- **What needs to be done**: Copy all lines in which the word "senilis" can be found.

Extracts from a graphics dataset

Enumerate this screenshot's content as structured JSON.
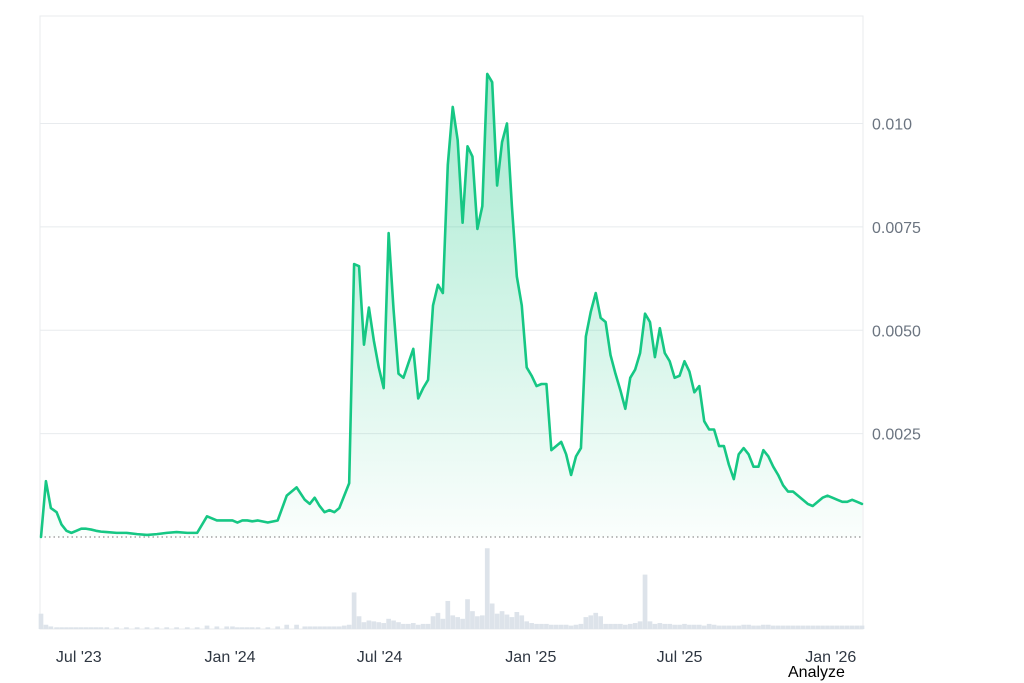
{
  "chart_data": {
    "type": "area",
    "x": [
      "2023-05-16",
      "2023-05-22",
      "2023-05-28",
      "2023-06-04",
      "2023-06-10",
      "2023-06-16",
      "2023-06-22",
      "2023-06-28",
      "2023-07-04",
      "2023-07-10",
      "2023-07-16",
      "2023-07-22",
      "2023-07-28",
      "2023-08-04",
      "2023-08-16",
      "2023-08-28",
      "2023-09-10",
      "2023-09-22",
      "2023-10-04",
      "2023-10-16",
      "2023-10-28",
      "2023-11-10",
      "2023-11-22",
      "2023-12-04",
      "2023-12-16",
      "2023-12-28",
      "2024-01-04",
      "2024-01-10",
      "2024-01-16",
      "2024-01-22",
      "2024-01-28",
      "2024-02-04",
      "2024-02-16",
      "2024-02-28",
      "2024-03-10",
      "2024-03-22",
      "2024-04-01",
      "2024-04-07",
      "2024-04-13",
      "2024-04-19",
      "2024-04-25",
      "2024-05-01",
      "2024-05-07",
      "2024-05-13",
      "2024-05-19",
      "2024-05-25",
      "2024-05-31",
      "2024-06-06",
      "2024-06-12",
      "2024-06-18",
      "2024-06-24",
      "2024-06-30",
      "2024-07-06",
      "2024-07-12",
      "2024-07-18",
      "2024-07-24",
      "2024-07-30",
      "2024-08-05",
      "2024-08-11",
      "2024-08-17",
      "2024-08-23",
      "2024-08-29",
      "2024-09-04",
      "2024-09-10",
      "2024-09-16",
      "2024-09-22",
      "2024-09-28",
      "2024-10-04",
      "2024-10-10",
      "2024-10-16",
      "2024-10-22",
      "2024-10-28",
      "2024-11-03",
      "2024-11-09",
      "2024-11-15",
      "2024-11-21",
      "2024-11-27",
      "2024-12-03",
      "2024-12-09",
      "2024-12-15",
      "2024-12-21",
      "2024-12-27",
      "2025-01-02",
      "2025-01-08",
      "2025-01-14",
      "2025-01-20",
      "2025-01-26",
      "2025-02-01",
      "2025-02-07",
      "2025-02-13",
      "2025-02-19",
      "2025-02-25",
      "2025-03-03",
      "2025-03-09",
      "2025-03-15",
      "2025-03-21",
      "2025-03-27",
      "2025-04-02",
      "2025-04-08",
      "2025-04-14",
      "2025-04-20",
      "2025-04-26",
      "2025-05-02",
      "2025-05-08",
      "2025-05-14",
      "2025-05-20",
      "2025-05-26",
      "2025-06-01",
      "2025-06-07",
      "2025-06-13",
      "2025-06-19",
      "2025-06-25",
      "2025-07-01",
      "2025-07-07",
      "2025-07-13",
      "2025-07-19",
      "2025-07-25",
      "2025-07-31",
      "2025-08-06",
      "2025-08-12",
      "2025-08-18",
      "2025-08-24",
      "2025-08-30",
      "2025-09-05",
      "2025-09-11",
      "2025-09-17",
      "2025-09-23",
      "2025-09-29",
      "2025-10-05",
      "2025-10-11",
      "2025-10-17",
      "2025-10-23",
      "2025-10-29",
      "2025-11-04",
      "2025-11-10",
      "2025-11-16",
      "2025-11-22",
      "2025-11-28",
      "2025-12-04",
      "2025-12-10",
      "2025-12-16",
      "2025-12-22",
      "2025-12-28",
      "2026-01-03",
      "2026-01-09",
      "2026-01-15",
      "2026-01-21",
      "2026-01-27",
      "2026-02-02",
      "2026-02-08"
    ],
    "series": [
      {
        "values": [
          0.0,
          0.00135,
          0.0007,
          0.0006,
          0.0003,
          0.00015,
          0.0001,
          0.00015,
          0.0002,
          0.0002,
          0.00018,
          0.00015,
          0.00013,
          0.00012,
          0.0001,
          0.0001,
          7e-05,
          5e-05,
          7e-05,
          0.0001,
          0.00012,
          0.0001,
          0.0001,
          0.0005,
          0.0004,
          0.0004,
          0.0004,
          0.00035,
          0.0004,
          0.0004,
          0.00038,
          0.0004,
          0.00035,
          0.0004,
          0.001,
          0.0012,
          0.0009,
          0.0008,
          0.00095,
          0.00075,
          0.0006,
          0.00065,
          0.0006,
          0.0007,
          0.001,
          0.0013,
          0.0066,
          0.00655,
          0.00465,
          0.00555,
          0.00475,
          0.0041,
          0.0036,
          0.00735,
          0.0055,
          0.00395,
          0.00385,
          0.0042,
          0.00455,
          0.00335,
          0.0036,
          0.0038,
          0.0056,
          0.0061,
          0.0059,
          0.009,
          0.0104,
          0.0096,
          0.0076,
          0.00945,
          0.0092,
          0.00745,
          0.008,
          0.0112,
          0.011,
          0.0085,
          0.00955,
          0.01,
          0.008,
          0.0063,
          0.0056,
          0.0041,
          0.0039,
          0.00365,
          0.0037,
          0.0037,
          0.0021,
          0.0022,
          0.0023,
          0.002,
          0.0015,
          0.00195,
          0.00215,
          0.00485,
          0.00545,
          0.0059,
          0.0053,
          0.0052,
          0.0044,
          0.00395,
          0.00355,
          0.0031,
          0.00385,
          0.00405,
          0.00445,
          0.0054,
          0.0052,
          0.00435,
          0.00505,
          0.00445,
          0.00425,
          0.00385,
          0.0039,
          0.00425,
          0.004,
          0.0035,
          0.00365,
          0.0028,
          0.0026,
          0.0026,
          0.0022,
          0.0022,
          0.00175,
          0.0014,
          0.002,
          0.00215,
          0.002,
          0.0017,
          0.0017,
          0.0021,
          0.00195,
          0.0017,
          0.0015,
          0.00125,
          0.0011,
          0.0011,
          0.001,
          0.0009,
          0.0008,
          0.00075,
          0.00085,
          0.00095,
          0.001,
          0.00095,
          0.0009,
          0.00085,
          0.00085,
          0.0009,
          0.00085,
          0.0008
        ],
        "volumes": [
          0.18,
          0.05,
          0.03,
          0.02,
          0.02,
          0.02,
          0.02,
          0.02,
          0.02,
          0.02,
          0.02,
          0.02,
          0.02,
          0.02,
          0.02,
          0.02,
          0.02,
          0.02,
          0.02,
          0.02,
          0.02,
          0.02,
          0.02,
          0.04,
          0.03,
          0.03,
          0.03,
          0.02,
          0.02,
          0.02,
          0.02,
          0.02,
          0.02,
          0.03,
          0.05,
          0.05,
          0.03,
          0.03,
          0.03,
          0.03,
          0.03,
          0.03,
          0.03,
          0.03,
          0.04,
          0.05,
          0.43,
          0.15,
          0.08,
          0.1,
          0.09,
          0.08,
          0.07,
          0.12,
          0.1,
          0.08,
          0.06,
          0.06,
          0.07,
          0.05,
          0.06,
          0.06,
          0.15,
          0.19,
          0.12,
          0.33,
          0.16,
          0.14,
          0.12,
          0.35,
          0.21,
          0.15,
          0.16,
          0.95,
          0.3,
          0.18,
          0.21,
          0.17,
          0.14,
          0.2,
          0.16,
          0.09,
          0.07,
          0.06,
          0.06,
          0.06,
          0.05,
          0.05,
          0.05,
          0.05,
          0.04,
          0.05,
          0.06,
          0.14,
          0.16,
          0.19,
          0.15,
          0.06,
          0.06,
          0.06,
          0.06,
          0.05,
          0.06,
          0.07,
          0.09,
          0.64,
          0.09,
          0.06,
          0.07,
          0.06,
          0.06,
          0.05,
          0.05,
          0.06,
          0.05,
          0.05,
          0.05,
          0.04,
          0.06,
          0.05,
          0.04,
          0.04,
          0.04,
          0.04,
          0.04,
          0.05,
          0.05,
          0.04,
          0.04,
          0.05,
          0.05,
          0.04,
          0.04,
          0.04,
          0.04,
          0.04,
          0.04,
          0.04,
          0.04,
          0.04,
          0.04,
          0.04,
          0.04,
          0.04,
          0.04,
          0.04,
          0.04,
          0.04,
          0.04,
          0.04
        ]
      }
    ],
    "x_ticks": [
      {
        "date": "2023-07-01",
        "label": "Jul '23"
      },
      {
        "date": "2024-01-01",
        "label": "Jan '24"
      },
      {
        "date": "2024-07-01",
        "label": "Jul '24"
      },
      {
        "date": "2025-01-01",
        "label": "Jan '25"
      },
      {
        "date": "2025-07-01",
        "label": "Jul '25"
      },
      {
        "date": "2026-01-01",
        "label": "Jan '26"
      }
    ],
    "y_ticks": [
      {
        "value": 0.0025,
        "label": "0.0025"
      },
      {
        "value": 0.005,
        "label": "0.0050"
      },
      {
        "value": 0.0075,
        "label": "0.0075"
      },
      {
        "value": 0.01,
        "label": "0.010"
      }
    ],
    "xlim": [
      "2023-05-16",
      "2026-02-08"
    ],
    "ylim": [
      0,
      0.0126
    ],
    "grid": "horizontal",
    "y_axis_side": "right",
    "baseline": "dotted",
    "volume_bars": true
  },
  "colors": {
    "line": "#16c784",
    "area_top": "#16c784",
    "grid": "#e8ebee",
    "volume": "#dde3ea",
    "baseline": "#777777"
  },
  "footer": {
    "analyze_label": "Analyze"
  }
}
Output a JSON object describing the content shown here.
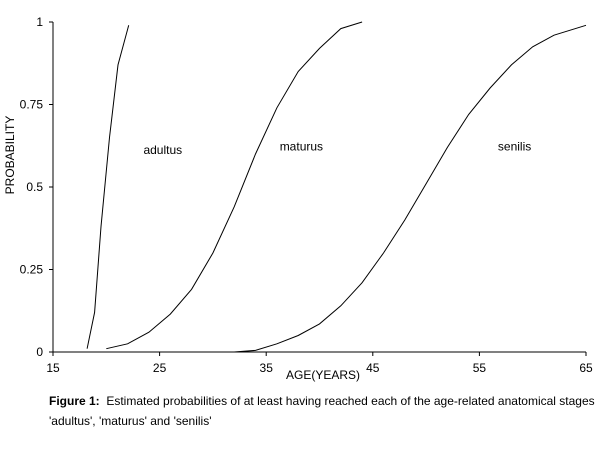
{
  "chart_data": {
    "type": "line",
    "xlabel": "AGE(YEARS)",
    "ylabel": "PROBABILITY",
    "xlim": [
      15,
      65
    ],
    "ylim": [
      0,
      1
    ],
    "x_ticks": [
      15,
      25,
      35,
      45,
      55,
      65
    ],
    "x_tick_labels": [
      "15",
      "25",
      "35",
      "45",
      "55",
      "65"
    ],
    "y_ticks": [
      0,
      0.25,
      0.5,
      0.75,
      1
    ],
    "y_tick_labels": [
      "0",
      "0.25",
      "0.5",
      "0.75",
      "1"
    ],
    "grid": false,
    "legend": "none",
    "series": [
      {
        "name": "adultus",
        "label_pos": [
          25.3,
          0.6
        ],
        "points": [
          [
            18.2,
            0.01
          ],
          [
            18.9,
            0.12
          ],
          [
            19.5,
            0.38
          ],
          [
            20.3,
            0.65
          ],
          [
            21.1,
            0.87
          ],
          [
            22.1,
            0.99
          ]
        ]
      },
      {
        "name": "maturus",
        "label_pos": [
          38.3,
          0.61
        ],
        "points": [
          [
            20.0,
            0.01
          ],
          [
            22.0,
            0.025
          ],
          [
            24.0,
            0.06
          ],
          [
            26.0,
            0.115
          ],
          [
            28.0,
            0.19
          ],
          [
            30.0,
            0.3
          ],
          [
            32.0,
            0.44
          ],
          [
            34.0,
            0.6
          ],
          [
            36.0,
            0.74
          ],
          [
            38.0,
            0.85
          ],
          [
            40.0,
            0.92
          ],
          [
            42.0,
            0.98
          ],
          [
            44.0,
            1.0
          ]
        ]
      },
      {
        "name": "senilis",
        "label_pos": [
          58.3,
          0.61
        ],
        "points": [
          [
            32.0,
            0.0
          ],
          [
            34.0,
            0.005
          ],
          [
            36.0,
            0.025
          ],
          [
            38.0,
            0.05
          ],
          [
            40.0,
            0.085
          ],
          [
            42.0,
            0.14
          ],
          [
            44.0,
            0.21
          ],
          [
            46.0,
            0.3
          ],
          [
            48.0,
            0.4
          ],
          [
            50.0,
            0.51
          ],
          [
            52.0,
            0.62
          ],
          [
            54.0,
            0.72
          ],
          [
            56.0,
            0.8
          ],
          [
            58.0,
            0.87
          ],
          [
            60.0,
            0.925
          ],
          [
            62.0,
            0.96
          ],
          [
            65.0,
            0.99
          ]
        ]
      }
    ]
  },
  "caption": {
    "label": "Figure 1:",
    "text": "Estimated probabilities of at least having reached each of the age-related anatomical stages 'adultus', 'maturus' and 'senilis'"
  }
}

- **Solution below**:
        "name": "senilis",
    "text": "Estimated probabilities of at least having reached each of the age-related anatomical stages 'adultus', 'maturus' and 'senilis'"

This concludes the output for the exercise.